Dataset records:
☆ ☆ ☆ ☆

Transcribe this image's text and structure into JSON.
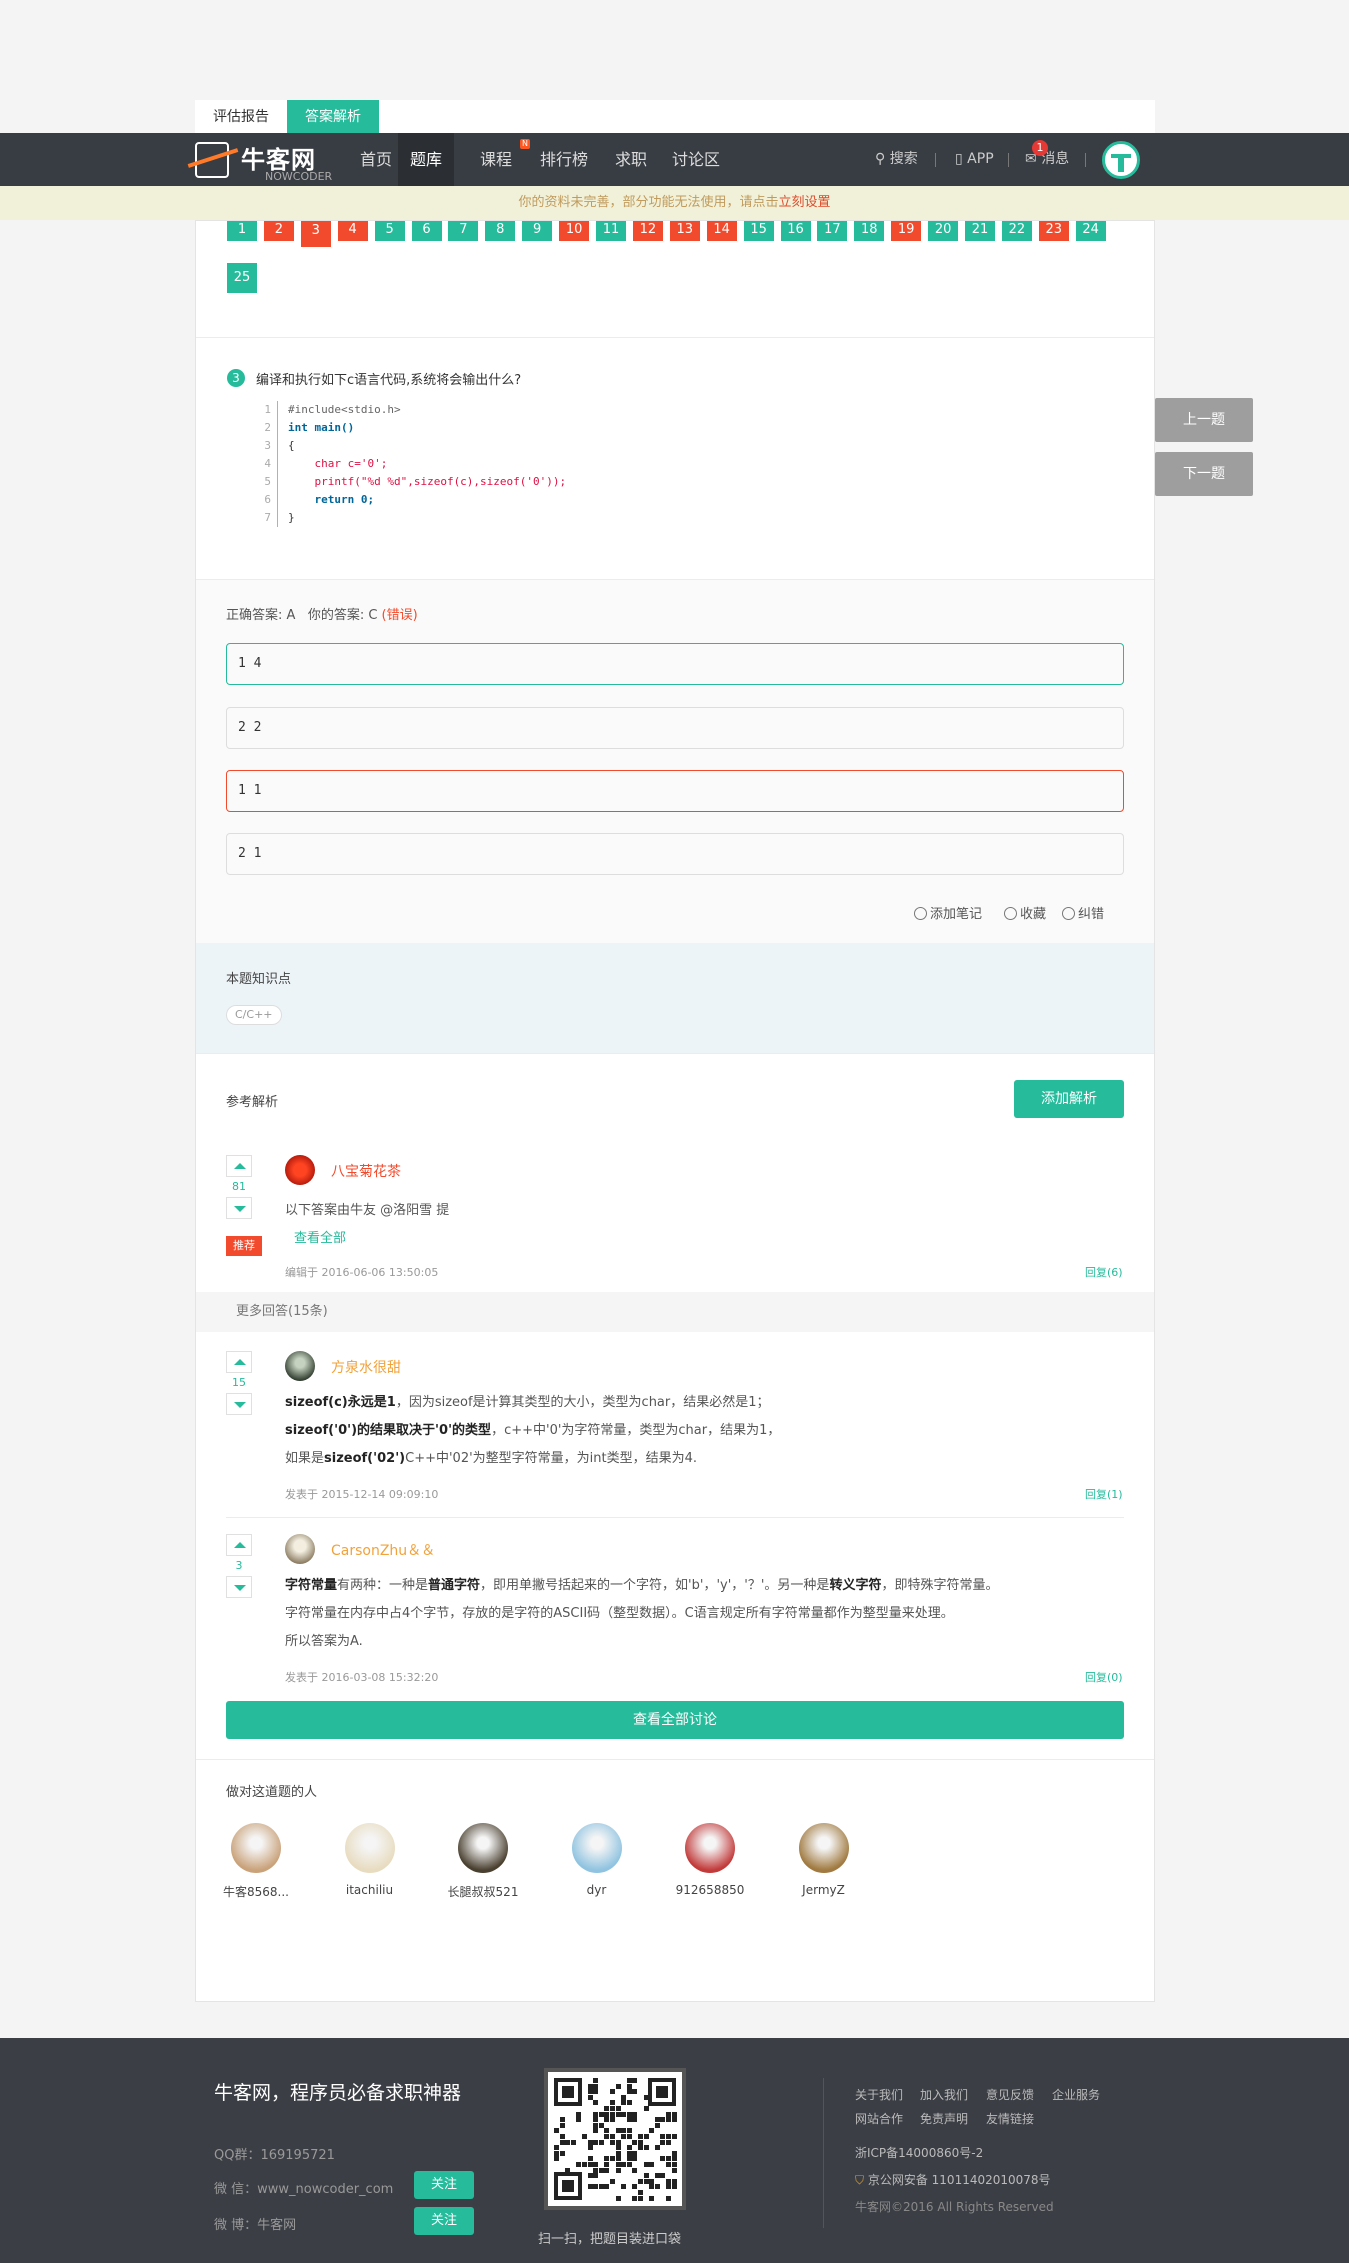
{
  "tabs": [
    {
      "label": "评估报告",
      "active": false
    },
    {
      "label": "答案解析",
      "active": true
    }
  ],
  "nav": {
    "logo_cn": "牛客网",
    "logo_en": "NOWCODER",
    "links": [
      "首页",
      "题库",
      "课程",
      "排行榜",
      "求职",
      "讨论区"
    ],
    "active": "题库",
    "course_badge": "N",
    "search": "搜索",
    "app": "APP",
    "messages": "消息",
    "message_count": "1"
  },
  "warning": {
    "text": "你的资料未完善，部分功能无法使用，请点击",
    "link": "立刻设置"
  },
  "question_numbers": [
    {
      "n": "1",
      "status": "correct"
    },
    {
      "n": "2",
      "status": "wrong"
    },
    {
      "n": "3",
      "status": "wrong",
      "current": true
    },
    {
      "n": "4",
      "status": "wrong"
    },
    {
      "n": "5",
      "status": "correct"
    },
    {
      "n": "6",
      "status": "correct"
    },
    {
      "n": "7",
      "status": "correct"
    },
    {
      "n": "8",
      "status": "correct"
    },
    {
      "n": "9",
      "status": "correct"
    },
    {
      "n": "10",
      "status": "wrong"
    },
    {
      "n": "11",
      "status": "correct"
    },
    {
      "n": "12",
      "status": "wrong"
    },
    {
      "n": "13",
      "status": "wrong"
    },
    {
      "n": "14",
      "status": "wrong"
    },
    {
      "n": "15",
      "status": "correct"
    },
    {
      "n": "16",
      "status": "correct"
    },
    {
      "n": "17",
      "status": "correct"
    },
    {
      "n": "18",
      "status": "correct"
    },
    {
      "n": "19",
      "status": "wrong"
    },
    {
      "n": "20",
      "status": "correct"
    },
    {
      "n": "21",
      "status": "correct"
    },
    {
      "n": "22",
      "status": "correct"
    },
    {
      "n": "23",
      "status": "wrong"
    },
    {
      "n": "24",
      "status": "correct"
    },
    {
      "n": "25",
      "status": "correct"
    }
  ],
  "question": {
    "number": "3",
    "text": "编译和执行如下c语言代码,系统将会输出什么?",
    "code_lines": [
      [
        "1",
        "#include<stdio.h>"
      ],
      [
        "2",
        "int main()"
      ],
      [
        "3",
        "{"
      ],
      [
        "4",
        "    char c='0';"
      ],
      [
        "5",
        "    printf(\"%d %d\",sizeof(c),sizeof('0'));"
      ],
      [
        "6",
        "    return 0;"
      ],
      [
        "7",
        "}"
      ]
    ]
  },
  "answer": {
    "correct_label": "正确答案: A",
    "yours_label": "你的答案: C",
    "result": "(错误)"
  },
  "options": [
    {
      "text": "1 4",
      "state": "right"
    },
    {
      "text": "2 2",
      "state": "normal"
    },
    {
      "text": "1 1",
      "state": "wrong"
    },
    {
      "text": "2 1",
      "state": "normal"
    }
  ],
  "tools": {
    "note": "添加笔记",
    "fav": "收藏",
    "fix": "纠错"
  },
  "knowledge": {
    "title": "本题知识点",
    "tag": "C/C++"
  },
  "analysis": {
    "title": "参考解析",
    "add_button": "添加解析"
  },
  "top_answer": {
    "votes": "81",
    "user": "八宝菊花茶",
    "text": "以下答案由牛友 @洛阳雪 提",
    "view_all": "查看全部",
    "badge": "推荐",
    "meta": "编辑于 2016-06-06 13:50:05",
    "reply": "回复(6)"
  },
  "more_answers_label": "更多回答(15条)",
  "answers": [
    {
      "votes": "15",
      "user": "方泉水很甜",
      "lines": [
        [
          "sizeof(c)永远是1",
          "，因为sizeof是计算其类型的大小，类型为char，结果必然是1；"
        ],
        [
          "sizeof('0')的结果取决于'0'的类型",
          "，c++中'0'为字符常量，类型为char，结果为1，"
        ],
        [
          "如果是",
          "sizeof('02')",
          "C++中'02'为整型字符常量，为int类型，结果为4."
        ]
      ],
      "meta": "发表于 2015-12-14 09:09:10",
      "reply": "回复(1)"
    },
    {
      "votes": "3",
      "user": "CarsonZhu＆＆",
      "line1": [
        "字符常量",
        "有两种：一种是",
        "普通字符",
        "，即用单撇号括起来的一个字符，如'b'，'y'，'？'。另一种是",
        "转义字符",
        "，即特殊字符常量。"
      ],
      "line2": "字符常量在内存中占4个字节，存放的是字符的ASCII码（整型数据）。C语言规定所有字符常量都作为整型量来处理。",
      "line3": "所以答案为A.",
      "meta": "发表于 2016-03-08 15:32:20",
      "reply": "回复(0)"
    }
  ],
  "view_all_discussion": "查看全部讨论",
  "correct_people": {
    "title": "做对这道题的人",
    "people": [
      {
        "name": "牛客8568...",
        "color": "#c9a27a"
      },
      {
        "name": "itachiliu",
        "color": "#e8dcc0"
      },
      {
        "name": "长腿叔叔521",
        "color": "#4a4030"
      },
      {
        "name": "dyr",
        "color": "#8fc3e0"
      },
      {
        "name": "912658850",
        "color": "#c23a3a"
      },
      {
        "name": "JermyZ",
        "color": "#a07a40"
      }
    ]
  },
  "side_buttons": {
    "prev": "上一题",
    "next": "下一题"
  },
  "footer": {
    "slogan": "牛客网，程序员必备求职神器",
    "qq": "QQ群：169195721",
    "wechat": "微 信：www_nowcoder_com",
    "weibo": "微 博：牛客网",
    "follow": "关注",
    "qr_caption": "扫一扫，把题目装进口袋",
    "links_row1": [
      "关于我们",
      "加入我们",
      "意见反馈",
      "企业服务"
    ],
    "links_row2": [
      "网站合作",
      "免责声明",
      "友情链接"
    ],
    "icp": "浙ICP备14000860号-2",
    "police": "京公网安备 11011402010078号",
    "copyright": "牛客网©2016 All Rights Reserved"
  }
}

☆ ☆ ☆ ☆

__PROBLEM DETAILS__
Give the data again exactly as written, with all pictures left out.

__WRITTEN ANSWER__
Transcribe this image's text and structure into JSON.
{
  "tabs": [
    {
      "label": "评估报告",
      "active": false
    },
    {
      "label": "答案解析",
      "active": true
    }
  ],
  "nav": {
    "logo_cn": "牛客网",
    "logo_en": "NOWCODER",
    "links": [
      "首页",
      "题库",
      "课程",
      "排行榜",
      "求职",
      "讨论区"
    ],
    "active": "题库",
    "course_badge": "N",
    "search": "搜索",
    "app": "APP",
    "messages": "消息",
    "message_count": "1"
  },
  "warning": {
    "text": "你的资料未完善，部分功能无法使用，请点击",
    "link": "立刻设置"
  },
  "question_numbers": [
    {
      "n": "1",
      "status": "correct"
    },
    {
      "n": "2",
      "status": "wrong"
    },
    {
      "n": "3",
      "status": "wrong",
      "current": true
    },
    {
      "n": "4",
      "status": "wrong"
    },
    {
      "n": "5",
      "status": "correct"
    },
    {
      "n": "6",
      "status": "correct"
    },
    {
      "n": "7",
      "status": "correct"
    },
    {
      "n": "8",
      "status": "correct"
    },
    {
      "n": "9",
      "status": "correct"
    },
    {
      "n": "10",
      "status": "wrong"
    },
    {
      "n": "11",
      "status": "correct"
    },
    {
      "n": "12",
      "status": "wrong"
    },
    {
      "n": "13",
      "status": "wrong"
    },
    {
      "n": "14",
      "status": "wrong"
    },
    {
      "n": "15",
      "status": "correct"
    },
    {
      "n": "16",
      "status": "correct"
    },
    {
      "n": "17",
      "status": "correct"
    },
    {
      "n": "18",
      "status": "correct"
    },
    {
      "n": "19",
      "status": "wrong"
    },
    {
      "n": "20",
      "status": "correct"
    },
    {
      "n": "21",
      "status": "correct"
    },
    {
      "n": "22",
      "status": "correct"
    },
    {
      "n": "23",
      "status": "wrong"
    },
    {
      "n": "24",
      "status": "correct"
    },
    {
      "n": "25",
      "status": "correct"
    }
  ],
  "question": {
    "number": "3",
    "text": "编译和执行如下c语言代码,系统将会输出什么?",
    "code_lines": [
      [
        "1",
        "#include<stdio.h>"
      ],
      [
        "2",
        "int main()"
      ],
      [
        "3",
        "{"
      ],
      [
        "4",
        "    char c='0';"
      ],
      [
        "5",
        "    printf(\"%d %d\",sizeof(c),sizeof('0'));"
      ],
      [
        "6",
        "    return 0;"
      ],
      [
        "7",
        "}"
      ]
    ]
  },
  "answer": {
    "correct_label": "正确答案: A",
    "yours_label": "你的答案: C",
    "result": "(错误)"
  },
  "options": [
    {
      "text": "1 4",
      "state": "right"
    },
    {
      "text": "2 2",
      "state": "normal"
    },
    {
      "text": "1 1",
      "state": "wrong"
    },
    {
      "text": "2 1",
      "state": "normal"
    }
  ],
  "tools": {
    "note": "添加笔记",
    "fav": "收藏",
    "fix": "纠错"
  },
  "knowledge": {
    "title": "本题知识点",
    "tag": "C/C++"
  },
  "analysis": {
    "title": "参考解析",
    "add_button": "添加解析"
  },
  "top_answer": {
    "votes": "81",
    "user": "八宝菊花茶",
    "text": "以下答案由牛友 @洛阳雪 提",
    "view_all": "查看全部",
    "badge": "推荐",
    "meta": "编辑于 2016-06-06 13:50:05",
    "reply": "回复(6)"
  },
  "more_answers_label": "更多回答(15条)",
  "answers": [
    {
      "votes": "15",
      "user": "方泉水很甜",
      "lines": [
        [
          "sizeof(c)永远是1",
          "，因为sizeof是计算其类型的大小，类型为char，结果必然是1；"
        ],
        [
          "sizeof('0')的结果取决于'0'的类型",
          "，c++中'0'为字符常量，类型为char，结果为1，"
        ],
        [
          "如果是",
          "sizeof('02')",
          "C++中'02'为整型字符常量，为int类型，结果为4."
        ]
      ],
      "meta": "发表于 2015-12-14 09:09:10",
      "reply": "回复(1)"
    },
    {
      "votes": "3",
      "user": "CarsonZhu＆＆",
      "line1": [
        "字符常量",
        "有两种：一种是",
        "普通字符",
        "，即用单撇号括起来的一个字符，如'b'，'y'，'？'。另一种是",
        "转义字符",
        "，即特殊字符常量。"
      ],
      "line2": "字符常量在内存中占4个字节，存放的是字符的ASCII码（整型数据）。C语言规定所有字符常量都作为整型量来处理。",
      "line3": "所以答案为A.",
      "meta": "发表于 2016-03-08 15:32:20",
      "reply": "回复(0)"
    }
  ],
  "view_all_discussion": "查看全部讨论",
  "correct_people": {
    "title": "做对这道题的人",
    "people": [
      {
        "name": "牛客8568...",
        "color": "#c9a27a"
      },
      {
        "name": "itachiliu",
        "color": "#e8dcc0"
      },
      {
        "name": "长腿叔叔521",
        "color": "#4a4030"
      },
      {
        "name": "dyr",
        "color": "#8fc3e0"
      },
      {
        "name": "912658850",
        "color": "#c23a3a"
      },
      {
        "name": "JermyZ",
        "color": "#a07a40"
      }
    ]
  },
  "side_buttons": {
    "prev": "上一题",
    "next": "下一题"
  },
  "footer": {
    "slogan": "牛客网，程序员必备求职神器",
    "qq": "QQ群：169195721",
    "wechat": "微 信：www_nowcoder_com",
    "weibo": "微 博：牛客网",
    "follow": "关注",
    "qr_caption": "扫一扫，把题目装进口袋",
    "links_row1": [
      "关于我们",
      "加入我们",
      "意见反馈",
      "企业服务"
    ],
    "links_row2": [
      "网站合作",
      "免责声明",
      "友情链接"
    ],
    "icp": "浙ICP备14000860号-2",
    "police": "京公网安备 11011402010078号",
    "copyright": "牛客网©2016 All Rights Reserved"
  }
}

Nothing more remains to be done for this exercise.